┌────────

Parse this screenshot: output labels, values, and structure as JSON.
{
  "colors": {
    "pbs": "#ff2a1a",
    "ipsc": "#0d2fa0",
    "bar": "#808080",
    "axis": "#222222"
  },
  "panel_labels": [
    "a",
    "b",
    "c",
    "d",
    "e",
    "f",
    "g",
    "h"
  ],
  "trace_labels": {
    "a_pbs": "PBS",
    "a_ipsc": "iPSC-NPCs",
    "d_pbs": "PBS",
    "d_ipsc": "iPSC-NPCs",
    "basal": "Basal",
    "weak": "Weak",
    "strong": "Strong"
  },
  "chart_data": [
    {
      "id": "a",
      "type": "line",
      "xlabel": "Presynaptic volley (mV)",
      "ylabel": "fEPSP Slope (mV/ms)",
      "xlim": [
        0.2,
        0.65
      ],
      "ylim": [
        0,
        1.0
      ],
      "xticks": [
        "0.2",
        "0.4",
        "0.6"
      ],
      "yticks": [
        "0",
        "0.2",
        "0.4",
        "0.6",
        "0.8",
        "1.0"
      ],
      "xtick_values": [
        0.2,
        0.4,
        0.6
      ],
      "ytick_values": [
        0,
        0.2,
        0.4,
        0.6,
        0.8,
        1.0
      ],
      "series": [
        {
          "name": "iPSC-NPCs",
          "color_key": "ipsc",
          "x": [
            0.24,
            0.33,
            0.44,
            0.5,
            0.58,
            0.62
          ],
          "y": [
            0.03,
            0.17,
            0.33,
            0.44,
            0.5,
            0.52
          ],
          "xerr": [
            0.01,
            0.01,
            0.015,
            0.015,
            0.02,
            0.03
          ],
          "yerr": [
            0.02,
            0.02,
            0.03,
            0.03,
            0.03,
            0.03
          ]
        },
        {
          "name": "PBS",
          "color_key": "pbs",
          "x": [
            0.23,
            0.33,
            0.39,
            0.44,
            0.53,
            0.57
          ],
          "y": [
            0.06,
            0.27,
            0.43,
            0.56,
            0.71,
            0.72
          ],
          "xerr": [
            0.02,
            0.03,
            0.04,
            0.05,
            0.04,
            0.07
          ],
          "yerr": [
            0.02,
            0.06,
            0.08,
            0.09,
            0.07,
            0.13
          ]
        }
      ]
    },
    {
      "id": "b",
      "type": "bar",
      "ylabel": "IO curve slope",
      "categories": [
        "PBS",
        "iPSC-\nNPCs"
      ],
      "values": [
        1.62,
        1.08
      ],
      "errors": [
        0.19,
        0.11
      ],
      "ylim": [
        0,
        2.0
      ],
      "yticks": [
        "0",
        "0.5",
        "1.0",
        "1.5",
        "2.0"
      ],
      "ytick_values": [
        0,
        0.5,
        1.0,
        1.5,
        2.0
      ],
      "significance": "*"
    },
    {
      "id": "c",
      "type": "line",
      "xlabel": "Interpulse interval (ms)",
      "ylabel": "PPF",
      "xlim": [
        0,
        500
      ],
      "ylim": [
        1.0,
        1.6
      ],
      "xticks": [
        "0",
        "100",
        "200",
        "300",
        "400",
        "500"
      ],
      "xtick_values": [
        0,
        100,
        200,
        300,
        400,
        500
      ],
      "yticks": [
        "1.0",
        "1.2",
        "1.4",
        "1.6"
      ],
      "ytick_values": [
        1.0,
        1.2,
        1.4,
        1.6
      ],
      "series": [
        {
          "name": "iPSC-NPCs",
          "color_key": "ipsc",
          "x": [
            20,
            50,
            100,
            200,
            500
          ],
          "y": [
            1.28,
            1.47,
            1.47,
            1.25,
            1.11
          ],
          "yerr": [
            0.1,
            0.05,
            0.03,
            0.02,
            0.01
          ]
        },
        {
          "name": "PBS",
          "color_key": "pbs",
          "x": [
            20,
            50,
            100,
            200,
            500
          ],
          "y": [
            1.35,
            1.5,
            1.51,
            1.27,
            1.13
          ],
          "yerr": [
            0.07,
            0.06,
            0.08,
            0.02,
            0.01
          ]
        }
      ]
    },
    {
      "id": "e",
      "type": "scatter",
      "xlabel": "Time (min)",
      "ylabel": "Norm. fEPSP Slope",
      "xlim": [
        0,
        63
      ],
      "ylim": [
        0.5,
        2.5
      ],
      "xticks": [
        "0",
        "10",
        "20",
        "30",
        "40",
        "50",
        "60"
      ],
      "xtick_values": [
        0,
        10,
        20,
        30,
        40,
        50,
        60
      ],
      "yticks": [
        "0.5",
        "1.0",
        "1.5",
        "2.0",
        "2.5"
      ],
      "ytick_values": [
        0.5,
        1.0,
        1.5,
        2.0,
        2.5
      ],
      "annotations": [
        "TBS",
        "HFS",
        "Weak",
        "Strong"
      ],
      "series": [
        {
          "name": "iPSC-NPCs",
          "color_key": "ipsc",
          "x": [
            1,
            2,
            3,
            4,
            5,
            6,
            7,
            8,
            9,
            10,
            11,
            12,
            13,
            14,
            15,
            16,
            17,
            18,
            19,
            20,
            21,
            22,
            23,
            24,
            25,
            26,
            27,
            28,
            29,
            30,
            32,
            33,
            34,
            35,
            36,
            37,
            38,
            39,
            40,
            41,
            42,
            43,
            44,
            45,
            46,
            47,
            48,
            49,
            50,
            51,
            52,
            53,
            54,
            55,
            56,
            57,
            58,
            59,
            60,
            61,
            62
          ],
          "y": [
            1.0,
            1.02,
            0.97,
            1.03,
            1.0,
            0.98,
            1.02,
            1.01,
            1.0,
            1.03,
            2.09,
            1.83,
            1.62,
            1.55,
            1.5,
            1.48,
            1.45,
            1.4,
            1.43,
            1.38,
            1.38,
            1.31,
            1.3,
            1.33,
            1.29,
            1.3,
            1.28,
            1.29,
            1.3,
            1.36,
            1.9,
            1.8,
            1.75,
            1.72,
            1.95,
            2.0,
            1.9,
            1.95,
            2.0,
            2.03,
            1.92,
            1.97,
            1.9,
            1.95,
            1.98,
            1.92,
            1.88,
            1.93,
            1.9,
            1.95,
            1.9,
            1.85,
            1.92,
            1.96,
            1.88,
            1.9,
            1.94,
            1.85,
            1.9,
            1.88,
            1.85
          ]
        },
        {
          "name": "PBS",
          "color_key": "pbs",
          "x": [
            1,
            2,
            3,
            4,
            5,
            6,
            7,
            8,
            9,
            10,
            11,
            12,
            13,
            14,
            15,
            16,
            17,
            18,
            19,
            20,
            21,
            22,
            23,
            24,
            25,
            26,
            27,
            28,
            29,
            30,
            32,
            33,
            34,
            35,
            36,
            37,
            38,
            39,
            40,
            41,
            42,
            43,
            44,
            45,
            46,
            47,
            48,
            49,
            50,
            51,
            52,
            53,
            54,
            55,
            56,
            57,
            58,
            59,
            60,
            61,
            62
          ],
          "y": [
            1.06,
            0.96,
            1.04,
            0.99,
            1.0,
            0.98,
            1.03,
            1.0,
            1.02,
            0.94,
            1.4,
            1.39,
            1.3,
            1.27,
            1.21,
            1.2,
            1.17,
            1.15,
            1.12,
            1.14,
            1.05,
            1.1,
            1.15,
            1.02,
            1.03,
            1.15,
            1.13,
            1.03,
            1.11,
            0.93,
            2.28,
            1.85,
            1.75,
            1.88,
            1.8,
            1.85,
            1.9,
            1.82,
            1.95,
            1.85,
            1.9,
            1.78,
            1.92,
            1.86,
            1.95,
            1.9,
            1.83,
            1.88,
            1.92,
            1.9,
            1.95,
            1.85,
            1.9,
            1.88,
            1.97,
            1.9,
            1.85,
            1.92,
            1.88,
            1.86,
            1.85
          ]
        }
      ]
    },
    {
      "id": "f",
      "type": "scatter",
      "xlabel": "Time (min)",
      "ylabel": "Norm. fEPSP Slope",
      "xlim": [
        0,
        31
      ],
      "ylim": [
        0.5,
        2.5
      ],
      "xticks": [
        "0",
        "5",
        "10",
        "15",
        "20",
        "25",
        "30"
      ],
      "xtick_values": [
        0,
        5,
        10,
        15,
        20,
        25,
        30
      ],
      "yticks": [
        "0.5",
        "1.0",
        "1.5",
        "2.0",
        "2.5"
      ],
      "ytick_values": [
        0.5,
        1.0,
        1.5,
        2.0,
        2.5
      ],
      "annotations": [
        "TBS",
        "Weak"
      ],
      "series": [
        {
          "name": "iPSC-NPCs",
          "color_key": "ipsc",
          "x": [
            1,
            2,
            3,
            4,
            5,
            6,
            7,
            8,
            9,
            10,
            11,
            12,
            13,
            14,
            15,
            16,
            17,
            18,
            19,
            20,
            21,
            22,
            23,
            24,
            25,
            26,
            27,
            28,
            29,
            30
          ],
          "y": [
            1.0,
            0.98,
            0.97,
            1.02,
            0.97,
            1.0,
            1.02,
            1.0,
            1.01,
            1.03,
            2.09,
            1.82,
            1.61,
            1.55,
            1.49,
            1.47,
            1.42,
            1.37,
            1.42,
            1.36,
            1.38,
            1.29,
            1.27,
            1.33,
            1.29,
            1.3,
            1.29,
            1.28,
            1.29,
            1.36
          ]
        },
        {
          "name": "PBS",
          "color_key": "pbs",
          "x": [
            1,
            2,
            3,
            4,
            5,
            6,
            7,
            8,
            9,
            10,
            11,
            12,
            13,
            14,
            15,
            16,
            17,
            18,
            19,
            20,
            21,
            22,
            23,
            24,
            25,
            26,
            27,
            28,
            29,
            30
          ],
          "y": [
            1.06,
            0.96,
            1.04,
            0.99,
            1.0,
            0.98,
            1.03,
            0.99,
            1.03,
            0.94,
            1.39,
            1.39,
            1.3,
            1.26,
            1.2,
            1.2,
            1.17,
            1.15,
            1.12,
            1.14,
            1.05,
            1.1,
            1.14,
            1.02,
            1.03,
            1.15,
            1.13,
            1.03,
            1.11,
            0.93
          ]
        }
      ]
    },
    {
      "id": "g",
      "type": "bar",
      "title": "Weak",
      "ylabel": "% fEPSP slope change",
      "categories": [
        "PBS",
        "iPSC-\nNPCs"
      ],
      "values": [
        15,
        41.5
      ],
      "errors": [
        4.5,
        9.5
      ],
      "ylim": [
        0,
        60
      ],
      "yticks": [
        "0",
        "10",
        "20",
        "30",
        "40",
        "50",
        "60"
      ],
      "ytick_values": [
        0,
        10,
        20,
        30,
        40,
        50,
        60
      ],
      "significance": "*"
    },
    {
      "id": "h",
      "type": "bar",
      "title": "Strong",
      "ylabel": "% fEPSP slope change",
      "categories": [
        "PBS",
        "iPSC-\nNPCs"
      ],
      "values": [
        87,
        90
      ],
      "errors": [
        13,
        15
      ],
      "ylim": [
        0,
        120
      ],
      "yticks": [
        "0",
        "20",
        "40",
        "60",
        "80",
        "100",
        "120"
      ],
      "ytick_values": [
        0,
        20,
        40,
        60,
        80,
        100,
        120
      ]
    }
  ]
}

└────────

THE PROBLEM:
Only lines with the word "ylabel" should be collected from the material.

ANSWER TO THE TASK:
      "ylabel": "fEPSP Slope (mV/ms)",
      "ylabel": "IO curve slope",
      "ylabel": "PPF",
      "ylabel": "Norm. fEPSP Slope",
      "ylabel": "Norm. fEPSP Slope",
      "ylabel": "% fEPSP slope change",
      "ylabel": "% fEPSP slope change",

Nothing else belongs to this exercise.